WHAT IS ASKED
Extract every line of the entries below verbatim, leaving out the pictures.
··· SOURCE MATERIAL ···
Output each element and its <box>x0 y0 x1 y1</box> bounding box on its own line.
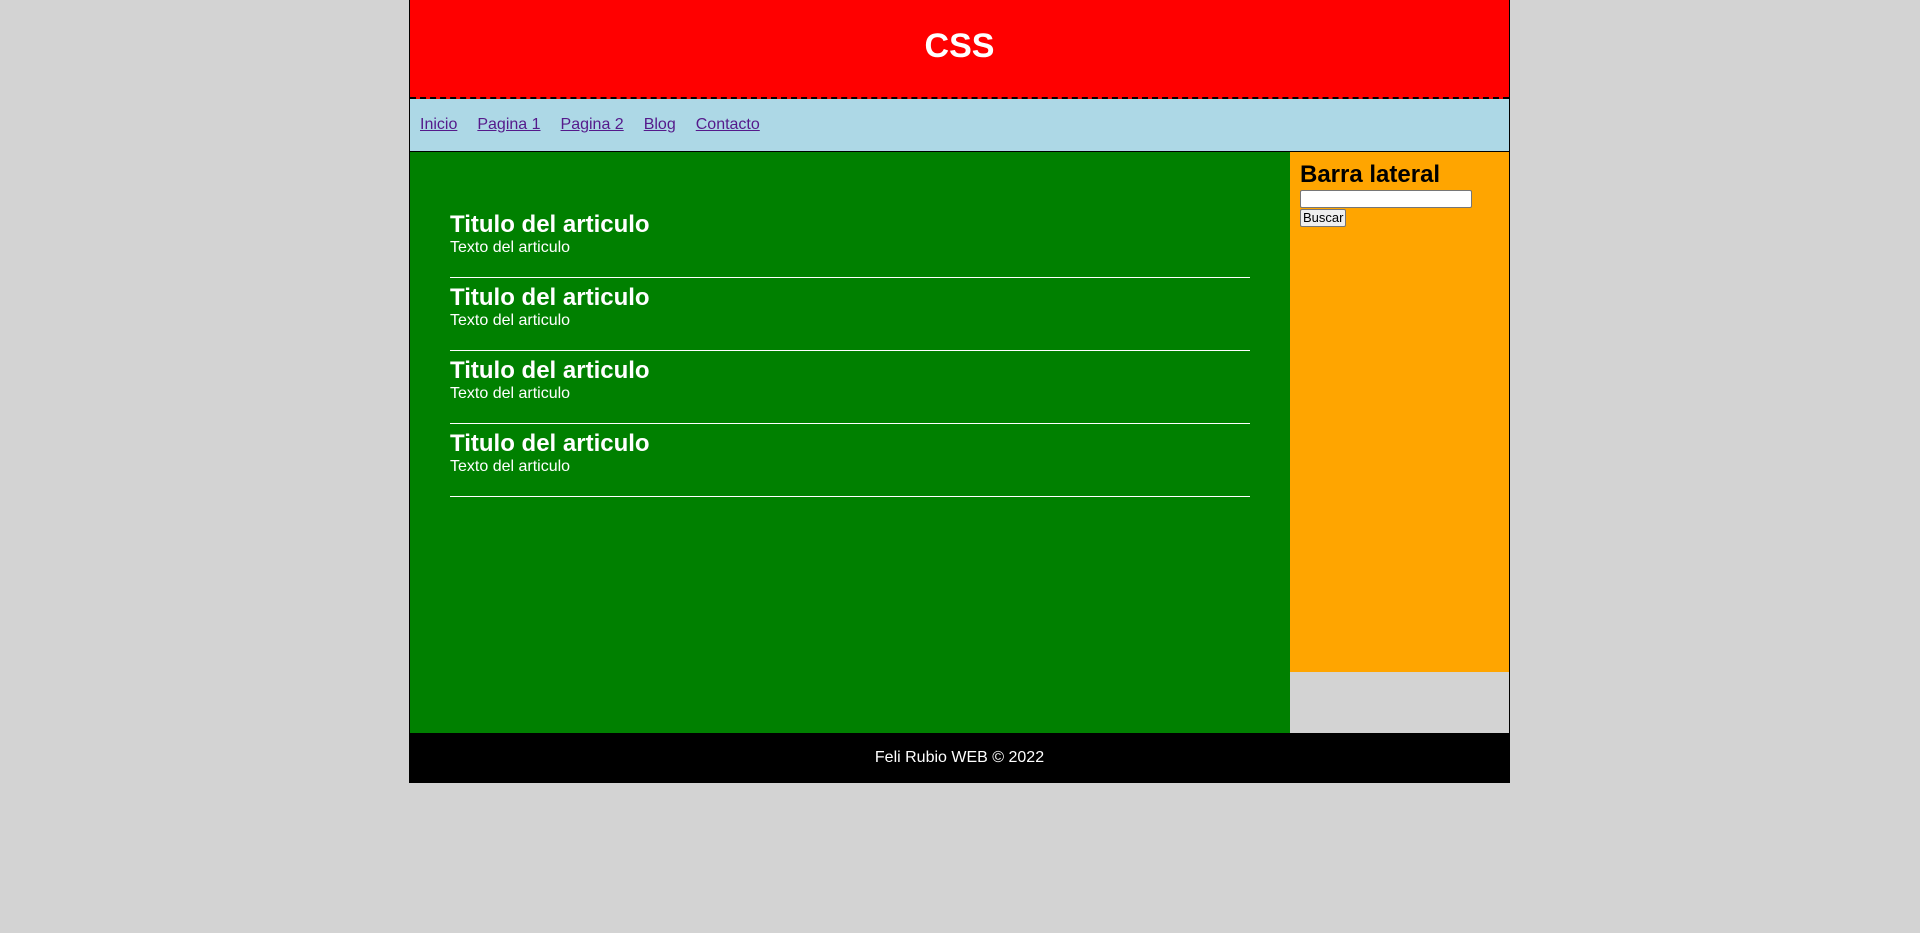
article-item: Titulo del articulo Texto del articulo <box>450 351 1250 424</box>
site-header: CSS <box>410 0 1509 99</box>
nav-link-contacto[interactable]: Contacto <box>696 116 760 134</box>
main-nav: Inicio Pagina 1 Pagina 2 Blog Contacto <box>410 99 1509 152</box>
nav-link-blog[interactable]: Blog <box>644 116 676 134</box>
sidebar-title: Barra lateral <box>1300 161 1441 188</box>
main-content: Titulo del articulo Texto del articulo T… <box>410 152 1290 733</box>
page-wrapper: CSS Inicio Pagina 1 Pagina 2 Blog Contac… <box>409 0 1510 783</box>
article-title: Titulo del articulo <box>450 430 650 457</box>
article-item: Titulo del articulo Texto del articulo <box>450 278 1250 351</box>
article-item: Titulo del articulo Texto del articulo <box>450 205 1250 278</box>
sidebar: Barra lateral Buscar <box>1290 152 1509 672</box>
article-text: Texto del articulo <box>450 385 571 402</box>
article-text: Texto del articulo <box>450 458 571 475</box>
article-title: Titulo del articulo <box>450 211 650 238</box>
article-item: Titulo del articulo Texto del articulo <box>450 424 1250 497</box>
search-button[interactable]: Buscar <box>1300 209 1347 227</box>
search-input[interactable] <box>1300 190 1472 208</box>
nav-link-inicio[interactable]: Inicio <box>420 116 457 134</box>
site-footer: Feli Rubio WEB © 2022 <box>410 733 1509 783</box>
article-title: Titulo del articulo <box>450 284 650 311</box>
article-title: Titulo del articulo <box>450 357 650 384</box>
footer-text: Feli Rubio WEB © 2022 <box>874 749 1045 766</box>
article-text: Texto del articulo <box>450 312 571 329</box>
nav-link-pagina-2[interactable]: Pagina 2 <box>561 116 624 134</box>
site-title: CSS <box>924 27 995 65</box>
article-text: Texto del articulo <box>450 239 571 256</box>
content-row: Titulo del articulo Texto del articulo T… <box>410 152 1509 733</box>
nav-link-pagina-1[interactable]: Pagina 1 <box>477 116 540 134</box>
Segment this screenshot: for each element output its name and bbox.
···
OUTPUT FOR THIS EXERCISE
Output each element and its <box>x0 y0 x1 y1</box> bounding box on its own line.
article-item: Titulo del articulo Texto del articulo <box>450 351 1250 424</box>
site-header: CSS <box>410 0 1509 99</box>
nav-link-contacto[interactable]: Contacto <box>696 116 760 134</box>
main-nav: Inicio Pagina 1 Pagina 2 Blog Contacto <box>410 99 1509 152</box>
nav-link-blog[interactable]: Blog <box>644 116 676 134</box>
sidebar-title: Barra lateral <box>1300 161 1441 188</box>
main-content: Titulo del articulo Texto del articulo T… <box>410 152 1290 733</box>
page-wrapper: CSS Inicio Pagina 1 Pagina 2 Blog Contac… <box>409 0 1510 783</box>
article-title: Titulo del articulo <box>450 430 650 457</box>
article-item: Titulo del articulo Texto del articulo <box>450 278 1250 351</box>
article-item: Titulo del articulo Texto del articulo <box>450 205 1250 278</box>
sidebar: Barra lateral Buscar <box>1290 152 1509 672</box>
article-text: Texto del articulo <box>450 385 571 402</box>
article-text: Texto del articulo <box>450 458 571 475</box>
article-title: Titulo del articulo <box>450 211 650 238</box>
article-item: Titulo del articulo Texto del articulo <box>450 424 1250 497</box>
search-button[interactable]: Buscar <box>1300 209 1347 227</box>
search-input[interactable] <box>1300 190 1472 208</box>
nav-link-inicio[interactable]: Inicio <box>420 116 457 134</box>
site-footer: Feli Rubio WEB © 2022 <box>410 733 1509 783</box>
article-title: Titulo del articulo <box>450 284 650 311</box>
article-title: Titulo del articulo <box>450 357 650 384</box>
footer-text: Feli Rubio WEB © 2022 <box>874 749 1045 766</box>
article-text: Texto del articulo <box>450 312 571 329</box>
nav-link-pagina-2[interactable]: Pagina 2 <box>561 116 624 134</box>
site-title: CSS <box>924 27 995 65</box>
article-text: Texto del articulo <box>450 239 571 256</box>
content-row: Titulo del articulo Texto del articulo T… <box>410 152 1509 733</box>
nav-link-pagina-1[interactable]: Pagina 1 <box>477 116 540 134</box>
Segment this screenshot: for each element output its name and bbox.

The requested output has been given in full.